### [Extracted data entries]
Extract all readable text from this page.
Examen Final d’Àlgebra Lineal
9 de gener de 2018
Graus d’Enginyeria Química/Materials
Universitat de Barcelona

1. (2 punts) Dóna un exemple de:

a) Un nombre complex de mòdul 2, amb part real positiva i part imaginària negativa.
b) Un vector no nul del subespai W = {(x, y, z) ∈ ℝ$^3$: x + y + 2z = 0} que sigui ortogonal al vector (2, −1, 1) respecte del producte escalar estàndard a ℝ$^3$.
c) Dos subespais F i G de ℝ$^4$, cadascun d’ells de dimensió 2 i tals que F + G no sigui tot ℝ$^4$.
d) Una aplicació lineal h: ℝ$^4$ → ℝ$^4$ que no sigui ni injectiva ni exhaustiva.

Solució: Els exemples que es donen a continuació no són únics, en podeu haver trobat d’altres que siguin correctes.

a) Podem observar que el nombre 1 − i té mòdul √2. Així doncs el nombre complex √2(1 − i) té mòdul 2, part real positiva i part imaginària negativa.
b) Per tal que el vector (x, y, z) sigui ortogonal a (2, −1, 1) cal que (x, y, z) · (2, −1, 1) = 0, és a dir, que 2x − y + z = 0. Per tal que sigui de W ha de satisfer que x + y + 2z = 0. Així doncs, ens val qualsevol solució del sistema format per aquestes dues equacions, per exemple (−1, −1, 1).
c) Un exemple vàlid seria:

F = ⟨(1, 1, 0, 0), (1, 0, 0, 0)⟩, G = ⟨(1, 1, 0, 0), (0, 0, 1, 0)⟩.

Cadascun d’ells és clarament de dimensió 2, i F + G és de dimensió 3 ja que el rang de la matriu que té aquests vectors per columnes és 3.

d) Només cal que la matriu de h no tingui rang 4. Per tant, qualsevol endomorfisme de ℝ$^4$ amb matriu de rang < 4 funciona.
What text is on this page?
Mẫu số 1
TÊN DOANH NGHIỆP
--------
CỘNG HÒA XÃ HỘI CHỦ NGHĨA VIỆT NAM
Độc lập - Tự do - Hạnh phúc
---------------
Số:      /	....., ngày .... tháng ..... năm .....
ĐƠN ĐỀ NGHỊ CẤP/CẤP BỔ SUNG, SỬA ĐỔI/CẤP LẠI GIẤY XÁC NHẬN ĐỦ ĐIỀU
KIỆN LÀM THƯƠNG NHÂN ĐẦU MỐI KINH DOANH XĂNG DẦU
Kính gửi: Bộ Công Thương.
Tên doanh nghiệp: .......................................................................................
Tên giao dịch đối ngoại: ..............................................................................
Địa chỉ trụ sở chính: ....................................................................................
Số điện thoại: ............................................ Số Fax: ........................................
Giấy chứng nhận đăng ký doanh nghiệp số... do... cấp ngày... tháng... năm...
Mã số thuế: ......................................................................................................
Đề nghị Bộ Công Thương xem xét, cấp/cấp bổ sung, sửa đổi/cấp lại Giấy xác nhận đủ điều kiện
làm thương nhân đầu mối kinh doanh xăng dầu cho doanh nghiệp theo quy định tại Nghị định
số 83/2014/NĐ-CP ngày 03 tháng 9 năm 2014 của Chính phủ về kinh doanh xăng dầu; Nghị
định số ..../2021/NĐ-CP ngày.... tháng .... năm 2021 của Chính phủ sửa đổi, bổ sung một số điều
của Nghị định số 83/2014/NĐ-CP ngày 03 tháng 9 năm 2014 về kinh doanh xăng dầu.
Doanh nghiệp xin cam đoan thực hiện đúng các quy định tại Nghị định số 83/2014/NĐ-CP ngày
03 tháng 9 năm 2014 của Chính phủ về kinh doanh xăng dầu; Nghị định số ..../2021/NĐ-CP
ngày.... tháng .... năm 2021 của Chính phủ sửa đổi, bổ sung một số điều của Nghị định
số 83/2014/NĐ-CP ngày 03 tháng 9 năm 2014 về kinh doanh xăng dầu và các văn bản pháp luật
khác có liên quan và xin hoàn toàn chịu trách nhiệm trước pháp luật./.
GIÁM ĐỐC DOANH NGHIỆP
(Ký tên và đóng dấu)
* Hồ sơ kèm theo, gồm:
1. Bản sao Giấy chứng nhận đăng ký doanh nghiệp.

---

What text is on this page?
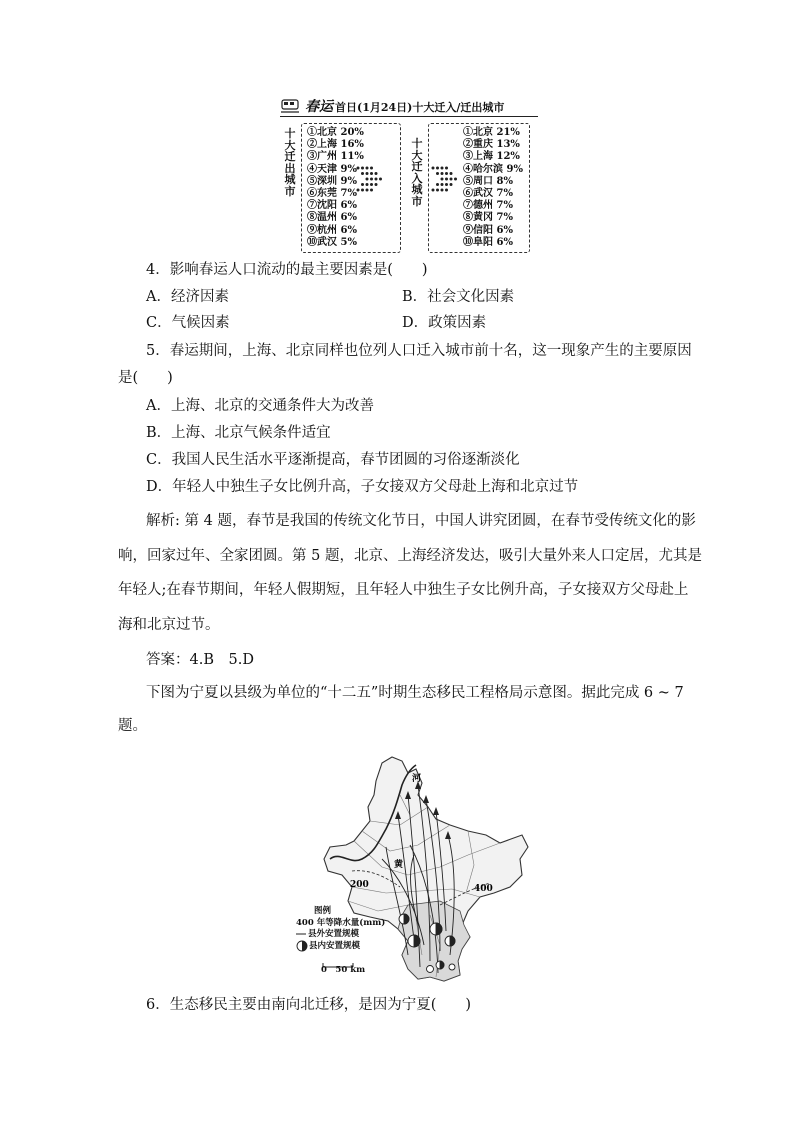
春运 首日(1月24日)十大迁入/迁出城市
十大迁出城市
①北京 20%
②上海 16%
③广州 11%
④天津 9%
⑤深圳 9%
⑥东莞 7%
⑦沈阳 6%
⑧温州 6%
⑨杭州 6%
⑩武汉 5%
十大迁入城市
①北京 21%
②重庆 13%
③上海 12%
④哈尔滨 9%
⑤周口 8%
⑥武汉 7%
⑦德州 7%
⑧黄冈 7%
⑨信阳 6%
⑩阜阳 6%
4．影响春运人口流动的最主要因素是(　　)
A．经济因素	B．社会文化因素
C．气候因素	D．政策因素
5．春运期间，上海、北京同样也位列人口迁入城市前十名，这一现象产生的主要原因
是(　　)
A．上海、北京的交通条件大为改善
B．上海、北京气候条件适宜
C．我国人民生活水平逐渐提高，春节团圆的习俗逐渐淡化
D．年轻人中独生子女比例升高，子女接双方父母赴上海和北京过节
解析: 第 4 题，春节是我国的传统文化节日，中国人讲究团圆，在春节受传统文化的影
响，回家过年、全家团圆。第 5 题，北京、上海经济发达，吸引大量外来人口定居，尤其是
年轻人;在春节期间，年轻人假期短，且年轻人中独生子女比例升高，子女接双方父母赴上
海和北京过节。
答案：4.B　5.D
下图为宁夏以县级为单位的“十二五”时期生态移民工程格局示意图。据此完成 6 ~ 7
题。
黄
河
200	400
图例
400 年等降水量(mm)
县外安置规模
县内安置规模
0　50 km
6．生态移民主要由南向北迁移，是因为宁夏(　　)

...

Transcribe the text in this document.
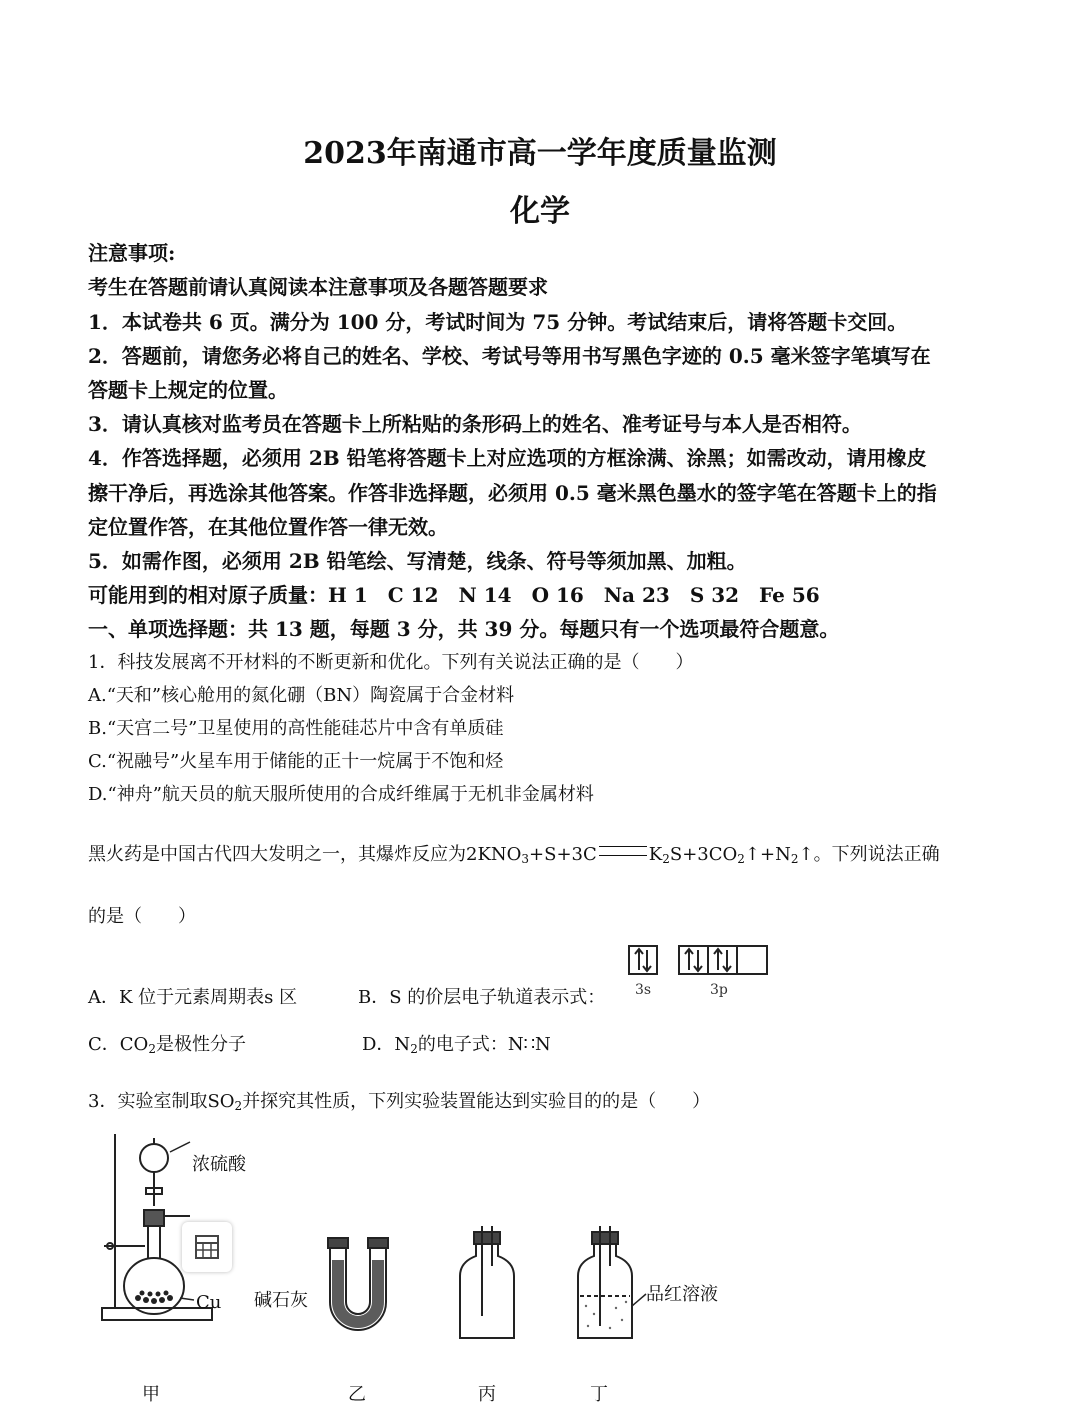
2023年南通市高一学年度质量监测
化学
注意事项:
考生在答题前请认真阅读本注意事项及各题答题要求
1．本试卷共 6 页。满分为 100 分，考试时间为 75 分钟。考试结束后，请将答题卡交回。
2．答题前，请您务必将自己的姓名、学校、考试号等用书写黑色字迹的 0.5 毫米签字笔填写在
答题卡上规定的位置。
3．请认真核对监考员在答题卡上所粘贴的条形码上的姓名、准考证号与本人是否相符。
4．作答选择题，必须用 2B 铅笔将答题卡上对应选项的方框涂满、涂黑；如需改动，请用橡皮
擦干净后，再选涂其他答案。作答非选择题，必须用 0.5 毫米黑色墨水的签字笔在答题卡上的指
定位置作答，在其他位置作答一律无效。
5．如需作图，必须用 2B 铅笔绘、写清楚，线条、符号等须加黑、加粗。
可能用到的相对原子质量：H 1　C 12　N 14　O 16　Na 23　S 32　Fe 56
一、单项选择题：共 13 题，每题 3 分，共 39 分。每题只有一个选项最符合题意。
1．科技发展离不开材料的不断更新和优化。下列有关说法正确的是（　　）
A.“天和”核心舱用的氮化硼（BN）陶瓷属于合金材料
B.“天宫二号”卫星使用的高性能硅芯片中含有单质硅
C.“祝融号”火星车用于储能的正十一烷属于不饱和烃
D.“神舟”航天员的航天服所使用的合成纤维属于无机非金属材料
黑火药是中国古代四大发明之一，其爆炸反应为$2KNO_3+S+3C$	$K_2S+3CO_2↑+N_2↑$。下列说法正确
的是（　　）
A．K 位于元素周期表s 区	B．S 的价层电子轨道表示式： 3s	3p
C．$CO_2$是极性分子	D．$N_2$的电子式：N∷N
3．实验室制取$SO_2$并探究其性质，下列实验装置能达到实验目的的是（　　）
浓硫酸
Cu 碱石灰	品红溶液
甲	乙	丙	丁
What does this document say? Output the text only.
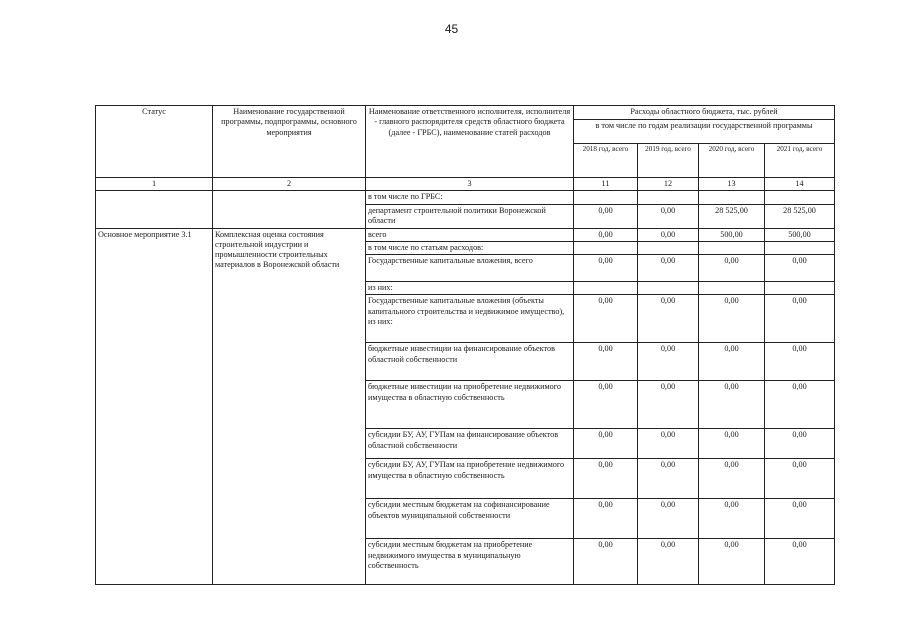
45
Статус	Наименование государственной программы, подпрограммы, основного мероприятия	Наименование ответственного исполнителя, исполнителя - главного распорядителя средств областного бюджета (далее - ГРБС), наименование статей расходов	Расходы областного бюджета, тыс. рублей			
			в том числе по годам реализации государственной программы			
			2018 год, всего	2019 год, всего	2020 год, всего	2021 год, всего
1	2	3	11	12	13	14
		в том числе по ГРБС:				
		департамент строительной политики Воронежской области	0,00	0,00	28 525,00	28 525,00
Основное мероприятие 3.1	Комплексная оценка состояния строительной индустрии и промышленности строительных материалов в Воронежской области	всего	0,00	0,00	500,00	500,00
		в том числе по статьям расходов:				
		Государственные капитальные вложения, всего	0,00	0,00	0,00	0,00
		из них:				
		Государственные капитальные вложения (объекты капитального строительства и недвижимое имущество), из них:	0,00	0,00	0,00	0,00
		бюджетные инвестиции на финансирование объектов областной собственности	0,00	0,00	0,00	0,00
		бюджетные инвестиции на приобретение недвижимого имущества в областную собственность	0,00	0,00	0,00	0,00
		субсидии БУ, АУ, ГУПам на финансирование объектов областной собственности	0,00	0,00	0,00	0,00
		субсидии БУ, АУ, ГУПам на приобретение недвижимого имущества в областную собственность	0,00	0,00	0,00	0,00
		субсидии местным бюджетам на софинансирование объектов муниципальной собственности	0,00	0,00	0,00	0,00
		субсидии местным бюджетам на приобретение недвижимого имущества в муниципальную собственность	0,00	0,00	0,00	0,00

### [WRITTEN REQUEST]
Collect from the data above every line that includes "строительной".

### [WORKED ANSWER]
		департамент строительной политики Воронежской области	0,00	0,00	28 525,00	28 525,00
Основное мероприятие 3.1	Комплексная оценка состояния строительной индустрии и промышленности строительных материалов в Воронежской области	всего	0,00	0,00	500,00	500,00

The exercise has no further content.